Collected data entries
········

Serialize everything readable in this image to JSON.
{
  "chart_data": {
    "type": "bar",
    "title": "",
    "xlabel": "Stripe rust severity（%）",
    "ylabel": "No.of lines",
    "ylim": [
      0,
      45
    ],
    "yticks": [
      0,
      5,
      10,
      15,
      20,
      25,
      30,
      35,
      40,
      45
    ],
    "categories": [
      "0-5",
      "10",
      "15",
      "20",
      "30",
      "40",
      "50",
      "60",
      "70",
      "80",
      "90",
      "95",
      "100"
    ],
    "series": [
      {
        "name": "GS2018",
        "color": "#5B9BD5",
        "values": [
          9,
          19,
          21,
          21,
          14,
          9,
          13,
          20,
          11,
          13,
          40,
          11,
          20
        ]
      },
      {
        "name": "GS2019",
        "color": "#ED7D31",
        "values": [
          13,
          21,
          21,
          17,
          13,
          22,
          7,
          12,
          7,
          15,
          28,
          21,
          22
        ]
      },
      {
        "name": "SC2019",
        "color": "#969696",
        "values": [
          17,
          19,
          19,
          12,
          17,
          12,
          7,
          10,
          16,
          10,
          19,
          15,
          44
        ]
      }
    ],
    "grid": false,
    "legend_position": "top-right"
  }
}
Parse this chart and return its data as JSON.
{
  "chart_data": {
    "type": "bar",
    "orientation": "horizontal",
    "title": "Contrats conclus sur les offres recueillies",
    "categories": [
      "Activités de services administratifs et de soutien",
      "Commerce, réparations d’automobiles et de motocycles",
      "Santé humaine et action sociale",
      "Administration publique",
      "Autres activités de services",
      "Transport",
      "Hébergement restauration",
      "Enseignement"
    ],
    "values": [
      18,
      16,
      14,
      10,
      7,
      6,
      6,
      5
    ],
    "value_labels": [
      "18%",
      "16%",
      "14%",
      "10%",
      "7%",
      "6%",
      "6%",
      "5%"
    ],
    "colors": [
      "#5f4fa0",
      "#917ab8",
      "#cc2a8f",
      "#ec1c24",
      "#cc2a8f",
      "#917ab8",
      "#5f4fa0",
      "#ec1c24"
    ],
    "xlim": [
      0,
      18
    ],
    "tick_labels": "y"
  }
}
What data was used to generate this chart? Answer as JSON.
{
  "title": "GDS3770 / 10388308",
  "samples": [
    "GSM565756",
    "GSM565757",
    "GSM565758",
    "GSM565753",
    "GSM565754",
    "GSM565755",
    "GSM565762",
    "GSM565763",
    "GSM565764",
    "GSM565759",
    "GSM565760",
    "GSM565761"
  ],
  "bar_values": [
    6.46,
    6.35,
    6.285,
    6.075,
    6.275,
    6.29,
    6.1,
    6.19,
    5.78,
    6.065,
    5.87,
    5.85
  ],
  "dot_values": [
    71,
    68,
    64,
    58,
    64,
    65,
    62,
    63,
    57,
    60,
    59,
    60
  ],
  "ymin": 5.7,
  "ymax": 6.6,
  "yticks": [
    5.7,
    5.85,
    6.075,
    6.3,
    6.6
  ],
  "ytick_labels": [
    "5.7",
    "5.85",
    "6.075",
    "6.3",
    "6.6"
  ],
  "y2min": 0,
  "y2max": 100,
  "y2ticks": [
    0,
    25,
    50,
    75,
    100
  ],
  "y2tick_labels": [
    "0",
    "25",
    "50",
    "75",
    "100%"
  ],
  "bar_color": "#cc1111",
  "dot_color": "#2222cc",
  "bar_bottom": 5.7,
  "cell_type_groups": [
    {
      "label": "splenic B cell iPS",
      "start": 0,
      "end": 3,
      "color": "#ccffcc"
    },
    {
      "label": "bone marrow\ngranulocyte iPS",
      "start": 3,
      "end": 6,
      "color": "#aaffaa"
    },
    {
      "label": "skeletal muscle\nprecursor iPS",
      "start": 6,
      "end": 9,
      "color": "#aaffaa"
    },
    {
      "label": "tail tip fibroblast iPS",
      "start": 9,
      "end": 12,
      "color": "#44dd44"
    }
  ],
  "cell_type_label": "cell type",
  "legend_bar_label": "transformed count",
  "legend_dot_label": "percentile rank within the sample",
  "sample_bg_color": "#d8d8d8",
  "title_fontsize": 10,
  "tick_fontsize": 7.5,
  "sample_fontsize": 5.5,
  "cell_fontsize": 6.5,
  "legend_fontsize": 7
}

········

- _DIRECTION_:
Exactly reproduce every record.

- _PROBLEM SOLUTION_:
Serialize everything readable in this image to JSON.
{
  "chart_data": {
    "type": "bar",
    "title": "",
    "xlabel": "Stripe rust severity（%）",
    "ylabel": "No.of lines",
    "ylim": [
      0,
      45
    ],
    "yticks": [
      0,
      5,
      10,
      15,
      20,
      25,
      30,
      35,
      40,
      45
    ],
    "categories": [
      "0-5",
      "10",
      "15",
      "20",
      "30",
      "40",
      "50",
      "60",
      "70",
      "80",
      "90",
      "95",
      "100"
    ],
    "series": [
      {
        "name": "GS2018",
        "color": "#5B9BD5",
        "values": [
          9,
          19,
          21,
          21,
          14,
          9,
          13,
          20,
          11,
          13,
          40,
          11,
          20
        ]
      },
      {
        "name": "GS2019",
        "color": "#ED7D31",
        "values": [
          13,
          21,
          21,
          17,
          13,
          22,
          7,
          12,
          7,
          15,
          28,
          21,
          22
        ]
      },
      {
        "name": "SC2019",
        "color": "#969696",
        "values": [
          17,
          19,
          19,
          12,
          17,
          12,
          7,
          10,
          16,
          10,
          19,
          15,
          44
        ]
      }
    ],
    "grid": false,
    "legend_position": "top-right"
  }
}
Parse this chart and return its data as JSON.
{
  "chart_data": {
    "type": "bar",
    "orientation": "horizontal",
    "title": "Contrats conclus sur les offres recueillies",
    "categories": [
      "Activités de services administratifs et de soutien",
      "Commerce, réparations d’automobiles et de motocycles",
      "Santé humaine et action sociale",
      "Administration publique",
      "Autres activités de services",
      "Transport",
      "Hébergement restauration",
      "Enseignement"
    ],
    "values": [
      18,
      16,
      14,
      10,
      7,
      6,
      6,
      5
    ],
    "value_labels": [
      "18%",
      "16%",
      "14%",
      "10%",
      "7%",
      "6%",
      "6%",
      "5%"
    ],
    "colors": [
      "#5f4fa0",
      "#917ab8",
      "#cc2a8f",
      "#ec1c24",
      "#cc2a8f",
      "#917ab8",
      "#5f4fa0",
      "#ec1c24"
    ],
    "xlim": [
      0,
      18
    ],
    "tick_labels": "y"
  }
}
What data was used to generate this chart? Answer as JSON.
{
  "title": "GDS3770 / 10388308",
  "samples": [
    "GSM565756",
    "GSM565757",
    "GSM565758",
    "GSM565753",
    "GSM565754",
    "GSM565755",
    "GSM565762",
    "GSM565763",
    "GSM565764",
    "GSM565759",
    "GSM565760",
    "GSM565761"
  ],
  "bar_values": [
    6.46,
    6.35,
    6.285,
    6.075,
    6.275,
    6.29,
    6.1,
    6.19,
    5.78,
    6.065,
    5.87,
    5.85
  ],
  "dot_values": [
    71,
    68,
    64,
    58,
    64,
    65,
    62,
    63,
    57,
    60,
    59,
    60
  ],
  "ymin": 5.7,
  "ymax": 6.6,
  "yticks": [
    5.7,
    5.85,
    6.075,
    6.3,
    6.6
  ],
  "ytick_labels": [
    "5.7",
    "5.85",
    "6.075",
    "6.3",
    "6.6"
  ],
  "y2min": 0,
  "y2max": 100,
  "y2ticks": [
    0,
    25,
    50,
    75,
    100
  ],
  "y2tick_labels": [
    "0",
    "25",
    "50",
    "75",
    "100%"
  ],
  "bar_color": "#cc1111",
  "dot_color": "#2222cc",
  "bar_bottom": 5.7,
  "cell_type_groups": [
    {
      "label": "splenic B cell iPS",
      "start": 0,
      "end": 3,
      "color": "#ccffcc"
    },
    {
      "label": "bone marrow\ngranulocyte iPS",
      "start": 3,
      "end": 6,
      "color": "#aaffaa"
    },
    {
      "label": "skeletal muscle\nprecursor iPS",
      "start": 6,
      "end": 9,
      "color": "#aaffaa"
    },
    {
      "label": "tail tip fibroblast iPS",
      "start": 9,
      "end": 12,
      "color": "#44dd44"
    }
  ],
  "cell_type_label": "cell type",
  "legend_bar_label": "transformed count",
  "legend_dot_label": "percentile rank within the sample",
  "sample_bg_color": "#d8d8d8",
  "title_fontsize": 10,
  "tick_fontsize": 7.5,
  "sample_fontsize": 5.5,
  "cell_fontsize": 6.5,
  "legend_fontsize": 7
}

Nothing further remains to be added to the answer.